==== Data to use ====
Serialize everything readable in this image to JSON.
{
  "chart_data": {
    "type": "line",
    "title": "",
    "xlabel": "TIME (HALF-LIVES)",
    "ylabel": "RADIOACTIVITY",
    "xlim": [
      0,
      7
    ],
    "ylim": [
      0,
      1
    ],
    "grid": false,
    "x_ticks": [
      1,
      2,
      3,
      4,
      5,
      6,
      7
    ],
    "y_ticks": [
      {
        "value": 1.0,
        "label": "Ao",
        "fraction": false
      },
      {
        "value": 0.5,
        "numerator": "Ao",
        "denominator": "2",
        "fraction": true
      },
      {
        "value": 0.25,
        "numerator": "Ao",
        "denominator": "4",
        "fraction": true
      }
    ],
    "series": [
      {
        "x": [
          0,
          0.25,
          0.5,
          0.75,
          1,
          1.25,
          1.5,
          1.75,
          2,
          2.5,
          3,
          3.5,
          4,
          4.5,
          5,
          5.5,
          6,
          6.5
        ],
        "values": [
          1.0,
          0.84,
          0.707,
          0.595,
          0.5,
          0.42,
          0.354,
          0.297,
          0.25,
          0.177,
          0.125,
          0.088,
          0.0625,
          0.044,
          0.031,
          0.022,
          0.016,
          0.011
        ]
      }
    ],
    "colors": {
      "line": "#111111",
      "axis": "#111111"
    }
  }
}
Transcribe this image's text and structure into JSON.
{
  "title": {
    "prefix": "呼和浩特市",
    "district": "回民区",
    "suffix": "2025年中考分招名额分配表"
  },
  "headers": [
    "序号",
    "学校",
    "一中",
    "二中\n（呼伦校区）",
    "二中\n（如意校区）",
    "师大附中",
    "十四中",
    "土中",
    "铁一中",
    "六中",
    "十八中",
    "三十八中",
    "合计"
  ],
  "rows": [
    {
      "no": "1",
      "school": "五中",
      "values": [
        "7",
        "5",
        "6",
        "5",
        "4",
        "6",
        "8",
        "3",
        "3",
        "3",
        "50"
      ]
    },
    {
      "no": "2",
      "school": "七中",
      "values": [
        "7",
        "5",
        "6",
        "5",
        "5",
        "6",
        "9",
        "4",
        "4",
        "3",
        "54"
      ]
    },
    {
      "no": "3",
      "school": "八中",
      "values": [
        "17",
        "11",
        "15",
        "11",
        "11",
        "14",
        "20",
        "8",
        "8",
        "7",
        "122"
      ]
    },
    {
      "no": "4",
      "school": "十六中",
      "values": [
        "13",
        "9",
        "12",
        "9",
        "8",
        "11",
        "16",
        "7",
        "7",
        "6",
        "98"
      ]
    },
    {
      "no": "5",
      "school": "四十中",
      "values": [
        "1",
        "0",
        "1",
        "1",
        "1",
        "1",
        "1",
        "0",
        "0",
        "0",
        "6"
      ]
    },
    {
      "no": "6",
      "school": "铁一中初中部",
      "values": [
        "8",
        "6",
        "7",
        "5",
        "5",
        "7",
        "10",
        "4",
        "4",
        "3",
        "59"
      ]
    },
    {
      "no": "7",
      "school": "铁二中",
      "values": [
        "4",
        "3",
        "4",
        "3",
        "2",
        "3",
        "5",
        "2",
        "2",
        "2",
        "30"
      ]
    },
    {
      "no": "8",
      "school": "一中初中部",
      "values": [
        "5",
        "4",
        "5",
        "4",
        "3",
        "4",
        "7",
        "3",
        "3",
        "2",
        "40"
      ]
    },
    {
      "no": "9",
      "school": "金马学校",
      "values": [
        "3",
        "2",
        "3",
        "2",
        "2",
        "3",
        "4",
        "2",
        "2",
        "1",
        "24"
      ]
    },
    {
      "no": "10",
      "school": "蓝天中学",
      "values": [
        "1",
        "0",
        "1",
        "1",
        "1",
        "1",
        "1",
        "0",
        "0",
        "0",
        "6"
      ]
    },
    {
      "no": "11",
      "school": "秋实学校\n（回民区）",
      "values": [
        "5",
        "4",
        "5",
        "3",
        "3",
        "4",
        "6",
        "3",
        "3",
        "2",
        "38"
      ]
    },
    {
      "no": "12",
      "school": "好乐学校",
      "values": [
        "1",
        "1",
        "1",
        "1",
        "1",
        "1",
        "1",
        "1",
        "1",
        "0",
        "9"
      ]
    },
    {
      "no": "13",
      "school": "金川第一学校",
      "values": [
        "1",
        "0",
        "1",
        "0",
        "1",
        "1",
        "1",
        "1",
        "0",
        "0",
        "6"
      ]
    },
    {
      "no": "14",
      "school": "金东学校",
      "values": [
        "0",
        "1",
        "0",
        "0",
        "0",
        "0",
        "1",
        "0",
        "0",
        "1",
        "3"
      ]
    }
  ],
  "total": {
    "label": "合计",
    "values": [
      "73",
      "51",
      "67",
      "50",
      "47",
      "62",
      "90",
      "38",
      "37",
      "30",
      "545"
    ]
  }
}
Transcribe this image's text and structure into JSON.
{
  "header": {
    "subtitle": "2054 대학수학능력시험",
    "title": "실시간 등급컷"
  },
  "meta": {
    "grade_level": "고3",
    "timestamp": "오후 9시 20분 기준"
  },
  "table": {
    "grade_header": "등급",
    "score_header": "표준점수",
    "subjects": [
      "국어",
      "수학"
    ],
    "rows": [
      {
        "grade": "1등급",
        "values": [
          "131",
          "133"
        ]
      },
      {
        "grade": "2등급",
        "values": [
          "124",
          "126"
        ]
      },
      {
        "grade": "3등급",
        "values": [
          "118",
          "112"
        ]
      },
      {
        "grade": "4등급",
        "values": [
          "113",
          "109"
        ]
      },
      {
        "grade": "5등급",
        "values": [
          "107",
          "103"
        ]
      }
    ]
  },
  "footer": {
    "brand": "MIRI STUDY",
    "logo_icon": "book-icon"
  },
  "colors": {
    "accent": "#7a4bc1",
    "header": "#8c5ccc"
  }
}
====
Output the listing above without altering a single character.

Serialize everything readable in this image to JSON.
{
  "chart_data": {
    "type": "line",
    "title": "",
    "xlabel": "TIME (HALF-LIVES)",
    "ylabel": "RADIOACTIVITY",
    "xlim": [
      0,
      7
    ],
    "ylim": [
      0,
      1
    ],
    "grid": false,
    "x_ticks": [
      1,
      2,
      3,
      4,
      5,
      6,
      7
    ],
    "y_ticks": [
      {
        "value": 1.0,
        "label": "Ao",
        "fraction": false
      },
      {
        "value": 0.5,
        "numerator": "Ao",
        "denominator": "2",
        "fraction": true
      },
      {
        "value": 0.25,
        "numerator": "Ao",
        "denominator": "4",
        "fraction": true
      }
    ],
    "series": [
      {
        "x": [
          0,
          0.25,
          0.5,
          0.75,
          1,
          1.25,
          1.5,
          1.75,
          2,
          2.5,
          3,
          3.5,
          4,
          4.5,
          5,
          5.5,
          6,
          6.5
        ],
        "values": [
          1.0,
          0.84,
          0.707,
          0.595,
          0.5,
          0.42,
          0.354,
          0.297,
          0.25,
          0.177,
          0.125,
          0.088,
          0.0625,
          0.044,
          0.031,
          0.022,
          0.016,
          0.011
        ]
      }
    ],
    "colors": {
      "line": "#111111",
      "axis": "#111111"
    }
  }
}
Transcribe this image's text and structure into JSON.
{
  "title": {
    "prefix": "呼和浩特市",
    "district": "回民区",
    "suffix": "2025年中考分招名额分配表"
  },
  "headers": [
    "序号",
    "学校",
    "一中",
    "二中\n（呼伦校区）",
    "二中\n（如意校区）",
    "师大附中",
    "十四中",
    "土中",
    "铁一中",
    "六中",
    "十八中",
    "三十八中",
    "合计"
  ],
  "rows": [
    {
      "no": "1",
      "school": "五中",
      "values": [
        "7",
        "5",
        "6",
        "5",
        "4",
        "6",
        "8",
        "3",
        "3",
        "3",
        "50"
      ]
    },
    {
      "no": "2",
      "school": "七中",
      "values": [
        "7",
        "5",
        "6",
        "5",
        "5",
        "6",
        "9",
        "4",
        "4",
        "3",
        "54"
      ]
    },
    {
      "no": "3",
      "school": "八中",
      "values": [
        "17",
        "11",
        "15",
        "11",
        "11",
        "14",
        "20",
        "8",
        "8",
        "7",
        "122"
      ]
    },
    {
      "no": "4",
      "school": "十六中",
      "values": [
        "13",
        "9",
        "12",
        "9",
        "8",
        "11",
        "16",
        "7",
        "7",
        "6",
        "98"
      ]
    },
    {
      "no": "5",
      "school": "四十中",
      "values": [
        "1",
        "0",
        "1",
        "1",
        "1",
        "1",
        "1",
        "0",
        "0",
        "0",
        "6"
      ]
    },
    {
      "no": "6",
      "school": "铁一中初中部",
      "values": [
        "8",
        "6",
        "7",
        "5",
        "5",
        "7",
        "10",
        "4",
        "4",
        "3",
        "59"
      ]
    },
    {
      "no": "7",
      "school": "铁二中",
      "values": [
        "4",
        "3",
        "4",
        "3",
        "2",
        "3",
        "5",
        "2",
        "2",
        "2",
        "30"
      ]
    },
    {
      "no": "8",
      "school": "一中初中部",
      "values": [
        "5",
        "4",
        "5",
        "4",
        "3",
        "4",
        "7",
        "3",
        "3",
        "2",
        "40"
      ]
    },
    {
      "no": "9",
      "school": "金马学校",
      "values": [
        "3",
        "2",
        "3",
        "2",
        "2",
        "3",
        "4",
        "2",
        "2",
        "1",
        "24"
      ]
    },
    {
      "no": "10",
      "school": "蓝天中学",
      "values": [
        "1",
        "0",
        "1",
        "1",
        "1",
        "1",
        "1",
        "0",
        "0",
        "0",
        "6"
      ]
    },
    {
      "no": "11",
      "school": "秋实学校\n（回民区）",
      "values": [
        "5",
        "4",
        "5",
        "3",
        "3",
        "4",
        "6",
        "3",
        "3",
        "2",
        "38"
      ]
    },
    {
      "no": "12",
      "school": "好乐学校",
      "values": [
        "1",
        "1",
        "1",
        "1",
        "1",
        "1",
        "1",
        "1",
        "1",
        "0",
        "9"
      ]
    },
    {
      "no": "13",
      "school": "金川第一学校",
      "values": [
        "1",
        "0",
        "1",
        "0",
        "1",
        "1",
        "1",
        "1",
        "0",
        "0",
        "6"
      ]
    },
    {
      "no": "14",
      "school": "金东学校",
      "values": [
        "0",
        "1",
        "0",
        "0",
        "0",
        "0",
        "1",
        "0",
        "0",
        "1",
        "3"
      ]
    }
  ],
  "total": {
    "label": "合计",
    "values": [
      "73",
      "51",
      "67",
      "50",
      "47",
      "62",
      "90",
      "38",
      "37",
      "30",
      "545"
    ]
  }
}
Transcribe this image's text and structure into JSON.
{
  "header": {
    "subtitle": "2054 대학수학능력시험",
    "title": "실시간 등급컷"
  },
  "meta": {
    "grade_level": "고3",
    "timestamp": "오후 9시 20분 기준"
  },
  "table": {
    "grade_header": "등급",
    "score_header": "표준점수",
    "subjects": [
      "국어",
      "수학"
    ],
    "rows": [
      {
        "grade": "1등급",
        "values": [
          "131",
          "133"
        ]
      },
      {
        "grade": "2등급",
        "values": [
          "124",
          "126"
        ]
      },
      {
        "grade": "3등급",
        "values": [
          "118",
          "112"
        ]
      },
      {
        "grade": "4등급",
        "values": [
          "113",
          "109"
        ]
      },
      {
        "grade": "5등급",
        "values": [
          "107",
          "103"
        ]
      }
    ]
  },
  "footer": {
    "brand": "MIRI STUDY",
    "logo_icon": "book-icon"
  },
  "colors": {
    "accent": "#7a4bc1",
    "header": "#8c5ccc"
  }
}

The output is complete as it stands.